■ Given data:

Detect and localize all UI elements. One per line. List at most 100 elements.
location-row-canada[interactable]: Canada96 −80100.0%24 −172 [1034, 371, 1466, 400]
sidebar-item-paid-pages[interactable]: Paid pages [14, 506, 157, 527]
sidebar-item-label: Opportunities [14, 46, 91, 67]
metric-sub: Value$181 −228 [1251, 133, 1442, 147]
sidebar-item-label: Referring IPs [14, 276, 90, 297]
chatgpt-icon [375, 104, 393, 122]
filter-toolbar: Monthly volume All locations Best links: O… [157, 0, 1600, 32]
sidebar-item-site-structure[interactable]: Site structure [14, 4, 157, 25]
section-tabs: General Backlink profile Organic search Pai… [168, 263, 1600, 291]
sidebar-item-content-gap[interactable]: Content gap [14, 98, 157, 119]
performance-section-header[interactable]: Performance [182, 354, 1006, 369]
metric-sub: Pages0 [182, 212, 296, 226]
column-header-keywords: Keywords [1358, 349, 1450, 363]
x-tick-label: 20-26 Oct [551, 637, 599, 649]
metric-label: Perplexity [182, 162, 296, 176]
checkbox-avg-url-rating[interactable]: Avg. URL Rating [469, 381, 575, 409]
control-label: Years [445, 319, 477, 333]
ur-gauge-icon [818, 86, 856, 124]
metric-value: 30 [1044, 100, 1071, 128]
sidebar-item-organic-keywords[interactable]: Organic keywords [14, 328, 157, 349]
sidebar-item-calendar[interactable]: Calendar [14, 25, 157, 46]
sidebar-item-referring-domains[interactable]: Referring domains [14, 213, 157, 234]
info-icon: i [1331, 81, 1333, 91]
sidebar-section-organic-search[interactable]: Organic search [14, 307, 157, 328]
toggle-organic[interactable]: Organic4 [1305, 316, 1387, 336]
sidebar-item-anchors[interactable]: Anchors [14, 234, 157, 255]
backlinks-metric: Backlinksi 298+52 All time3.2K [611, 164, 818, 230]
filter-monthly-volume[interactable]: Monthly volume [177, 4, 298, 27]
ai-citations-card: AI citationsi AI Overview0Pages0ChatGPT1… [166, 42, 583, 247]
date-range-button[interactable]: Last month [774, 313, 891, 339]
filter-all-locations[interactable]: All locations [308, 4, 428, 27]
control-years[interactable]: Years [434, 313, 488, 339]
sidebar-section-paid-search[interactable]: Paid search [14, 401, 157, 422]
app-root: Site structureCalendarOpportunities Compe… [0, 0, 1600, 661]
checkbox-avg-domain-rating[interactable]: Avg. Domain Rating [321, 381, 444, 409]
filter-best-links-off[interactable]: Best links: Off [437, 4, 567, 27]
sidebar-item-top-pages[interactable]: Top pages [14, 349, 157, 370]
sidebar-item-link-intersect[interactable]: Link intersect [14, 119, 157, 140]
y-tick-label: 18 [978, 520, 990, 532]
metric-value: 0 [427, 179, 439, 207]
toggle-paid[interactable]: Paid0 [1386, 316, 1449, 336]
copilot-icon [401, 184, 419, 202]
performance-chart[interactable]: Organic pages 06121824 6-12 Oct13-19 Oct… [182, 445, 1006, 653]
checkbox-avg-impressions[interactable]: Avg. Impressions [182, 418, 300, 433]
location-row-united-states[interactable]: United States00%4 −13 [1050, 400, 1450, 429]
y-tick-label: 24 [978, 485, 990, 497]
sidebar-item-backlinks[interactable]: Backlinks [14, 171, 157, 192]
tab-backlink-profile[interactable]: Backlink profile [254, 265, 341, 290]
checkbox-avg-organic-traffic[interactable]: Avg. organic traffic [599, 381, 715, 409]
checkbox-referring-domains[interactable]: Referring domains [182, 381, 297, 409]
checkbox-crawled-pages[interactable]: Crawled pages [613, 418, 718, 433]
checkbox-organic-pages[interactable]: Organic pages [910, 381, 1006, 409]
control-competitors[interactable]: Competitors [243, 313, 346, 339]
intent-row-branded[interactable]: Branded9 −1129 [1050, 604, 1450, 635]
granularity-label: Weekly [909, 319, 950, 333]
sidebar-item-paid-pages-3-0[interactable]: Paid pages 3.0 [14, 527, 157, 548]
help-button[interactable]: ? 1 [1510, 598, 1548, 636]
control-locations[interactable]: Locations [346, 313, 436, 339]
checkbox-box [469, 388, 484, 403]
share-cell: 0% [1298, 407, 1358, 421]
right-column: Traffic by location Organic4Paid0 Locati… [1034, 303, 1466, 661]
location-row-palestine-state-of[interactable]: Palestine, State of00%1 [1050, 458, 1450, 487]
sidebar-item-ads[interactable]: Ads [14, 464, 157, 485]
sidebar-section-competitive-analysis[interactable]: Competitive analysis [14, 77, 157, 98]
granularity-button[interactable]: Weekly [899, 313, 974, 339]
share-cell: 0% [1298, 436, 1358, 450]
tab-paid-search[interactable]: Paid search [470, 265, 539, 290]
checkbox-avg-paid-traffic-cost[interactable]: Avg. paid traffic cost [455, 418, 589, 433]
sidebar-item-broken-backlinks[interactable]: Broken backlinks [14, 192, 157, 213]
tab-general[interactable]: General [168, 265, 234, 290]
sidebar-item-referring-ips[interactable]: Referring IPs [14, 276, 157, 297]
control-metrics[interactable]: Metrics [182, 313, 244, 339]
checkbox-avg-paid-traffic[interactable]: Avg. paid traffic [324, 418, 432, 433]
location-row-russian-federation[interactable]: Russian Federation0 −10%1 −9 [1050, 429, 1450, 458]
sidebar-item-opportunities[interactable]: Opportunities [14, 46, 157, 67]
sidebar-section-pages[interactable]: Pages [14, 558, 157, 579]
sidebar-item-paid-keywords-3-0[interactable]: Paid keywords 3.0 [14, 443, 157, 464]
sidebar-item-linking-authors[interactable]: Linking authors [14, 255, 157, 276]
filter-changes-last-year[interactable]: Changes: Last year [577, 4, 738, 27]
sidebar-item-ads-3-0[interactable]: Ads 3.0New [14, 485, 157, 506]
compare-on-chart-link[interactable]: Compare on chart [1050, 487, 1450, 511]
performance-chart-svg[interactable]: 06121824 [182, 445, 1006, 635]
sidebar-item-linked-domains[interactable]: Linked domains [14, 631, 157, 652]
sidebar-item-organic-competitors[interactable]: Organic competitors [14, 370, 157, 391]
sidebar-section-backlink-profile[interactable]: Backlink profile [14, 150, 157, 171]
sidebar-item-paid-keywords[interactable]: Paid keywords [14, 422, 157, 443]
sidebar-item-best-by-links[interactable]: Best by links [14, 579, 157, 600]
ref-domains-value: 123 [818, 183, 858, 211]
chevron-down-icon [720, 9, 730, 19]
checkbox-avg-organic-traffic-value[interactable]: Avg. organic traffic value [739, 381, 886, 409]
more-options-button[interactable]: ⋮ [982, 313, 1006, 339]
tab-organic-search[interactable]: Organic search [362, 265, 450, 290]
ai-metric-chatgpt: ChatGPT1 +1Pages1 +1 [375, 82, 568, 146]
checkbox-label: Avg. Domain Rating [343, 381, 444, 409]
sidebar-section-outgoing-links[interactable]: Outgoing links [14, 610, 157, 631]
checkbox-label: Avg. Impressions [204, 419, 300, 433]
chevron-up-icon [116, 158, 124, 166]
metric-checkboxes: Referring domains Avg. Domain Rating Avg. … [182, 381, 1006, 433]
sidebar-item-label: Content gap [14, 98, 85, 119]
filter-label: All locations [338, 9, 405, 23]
* * *
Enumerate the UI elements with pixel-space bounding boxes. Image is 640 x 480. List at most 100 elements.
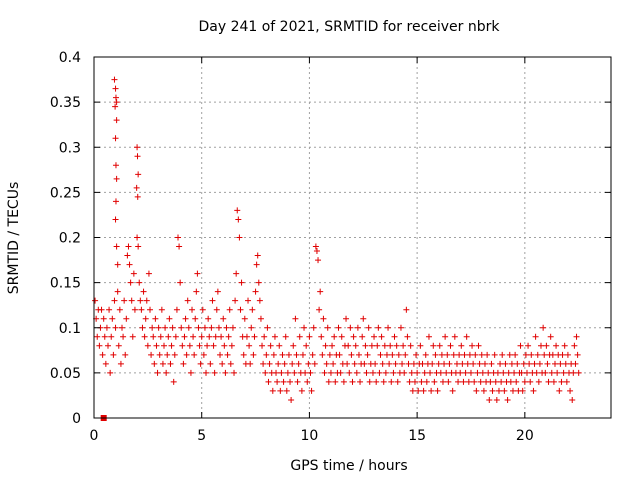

■ Instructions to follow:
Can you copy out, word for word, the lines of the listing between the one holding "Detect and localize" and the one holding "ai-citations-card: AI citationsi", inclusive?

■ Exercise solution:
Detect and localize all UI elements. One per line. List at most 100 elements.
location-row-canada[interactable]: Canada96 −80100.0%24 −172 [1034, 371, 1466, 400]
sidebar-item-paid-pages[interactable]: Paid pages [14, 506, 157, 527]
sidebar-item-label: Opportunities [14, 46, 91, 67]
metric-sub: Value$181 −228 [1251, 133, 1442, 147]
sidebar-item-label: Referring IPs [14, 276, 90, 297]
chatgpt-icon [375, 104, 393, 122]
filter-toolbar: Monthly volume All locations Best links: O… [157, 0, 1600, 32]
sidebar-item-site-structure[interactable]: Site structure [14, 4, 157, 25]
section-tabs: General Backlink profile Organic search Pai… [168, 263, 1600, 291]
sidebar-item-content-gap[interactable]: Content gap [14, 98, 157, 119]
performance-section-header[interactable]: Performance [182, 354, 1006, 369]
metric-sub: Pages0 [182, 212, 296, 226]
column-header-keywords: Keywords [1358, 349, 1450, 363]
x-tick-label: 20-26 Oct [551, 637, 599, 649]
metric-label: Perplexity [182, 162, 296, 176]
checkbox-avg-url-rating[interactable]: Avg. URL Rating [469, 381, 575, 409]
control-label: Years [445, 319, 477, 333]
ur-gauge-icon [818, 86, 856, 124]
metric-value: 30 [1044, 100, 1071, 128]
sidebar-item-organic-keywords[interactable]: Organic keywords [14, 328, 157, 349]
sidebar-item-calendar[interactable]: Calendar [14, 25, 157, 46]
sidebar-item-referring-domains[interactable]: Referring domains [14, 213, 157, 234]
info-icon: i [1331, 81, 1333, 91]
sidebar-section-organic-search[interactable]: Organic search [14, 307, 157, 328]
toggle-organic[interactable]: Organic4 [1305, 316, 1387, 336]
sidebar-item-anchors[interactable]: Anchors [14, 234, 157, 255]
backlinks-metric: Backlinksi 298+52 All time3.2K [611, 164, 818, 230]
filter-monthly-volume[interactable]: Monthly volume [177, 4, 298, 27]
ai-citations-card: AI citationsi AI Overview0Pages0ChatGPT1… [166, 42, 583, 247]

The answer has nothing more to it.